- Stated task: Below is a block of records; repeat all of them exactly.
▬▬▬▬▬▬▬▬▬▬
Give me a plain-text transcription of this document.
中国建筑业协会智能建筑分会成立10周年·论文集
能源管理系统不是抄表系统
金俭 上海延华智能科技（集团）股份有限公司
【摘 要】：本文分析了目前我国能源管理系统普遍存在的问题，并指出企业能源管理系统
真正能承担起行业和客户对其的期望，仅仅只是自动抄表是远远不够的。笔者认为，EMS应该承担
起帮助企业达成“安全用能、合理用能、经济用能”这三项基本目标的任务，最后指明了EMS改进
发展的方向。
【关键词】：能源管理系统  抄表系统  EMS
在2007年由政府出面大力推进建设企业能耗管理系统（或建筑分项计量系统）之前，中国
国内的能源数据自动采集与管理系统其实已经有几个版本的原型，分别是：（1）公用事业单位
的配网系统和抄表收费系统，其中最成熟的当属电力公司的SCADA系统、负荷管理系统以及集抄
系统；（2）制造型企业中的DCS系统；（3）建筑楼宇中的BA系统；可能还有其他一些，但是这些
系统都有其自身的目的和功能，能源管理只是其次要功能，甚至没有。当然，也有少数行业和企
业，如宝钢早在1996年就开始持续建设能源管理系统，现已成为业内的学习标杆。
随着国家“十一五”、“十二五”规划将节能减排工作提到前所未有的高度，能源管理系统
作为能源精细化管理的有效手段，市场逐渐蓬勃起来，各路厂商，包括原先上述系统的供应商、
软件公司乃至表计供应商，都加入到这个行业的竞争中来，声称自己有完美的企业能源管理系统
▬▬▬▬▬▬▬▬▬▬
- Task response:
Give me a plain-text transcription of this document.
中国建筑业协会智能建筑分会成立10周年·论文集
能源管理系统不是抄表系统
金俭 上海延华智能科技（集团）股份有限公司
【摘 要】：本文分析了目前我国能源管理系统普遍存在的问题，并指出企业能源管理系统
真正能承担起行业和客户对其的期望，仅仅只是自动抄表是远远不够的。笔者认为，EMS应该承担
起帮助企业达成“安全用能、合理用能、经济用能”这三项基本目标的任务，最后指明了EMS改进
发展的方向。
【关键词】：能源管理系统  抄表系统  EMS
在2007年由政府出面大力推进建设企业能耗管理系统（或建筑分项计量系统）之前，中国
国内的能源数据自动采集与管理系统其实已经有几个版本的原型，分别是：（1）公用事业单位
的配网系统和抄表收费系统，其中最成熟的当属电力公司的SCADA系统、负荷管理系统以及集抄
系统；（2）制造型企业中的DCS系统；（3）建筑楼宇中的BA系统；可能还有其他一些，但是这些
系统都有其自身的目的和功能，能源管理只是其次要功能，甚至没有。当然，也有少数行业和企
业，如宝钢早在1996年就开始持续建设能源管理系统，现已成为业内的学习标杆。
随着国家“十一五”、“十二五”规划将节能减排工作提到前所未有的高度，能源管理系统
作为能源精细化管理的有效手段，市场逐渐蓬勃起来，各路厂商，包括原先上述系统的供应商、
软件公司乃至表计供应商，都加入到这个行业的竞争中来，声称自己有完美的企业能源管理系统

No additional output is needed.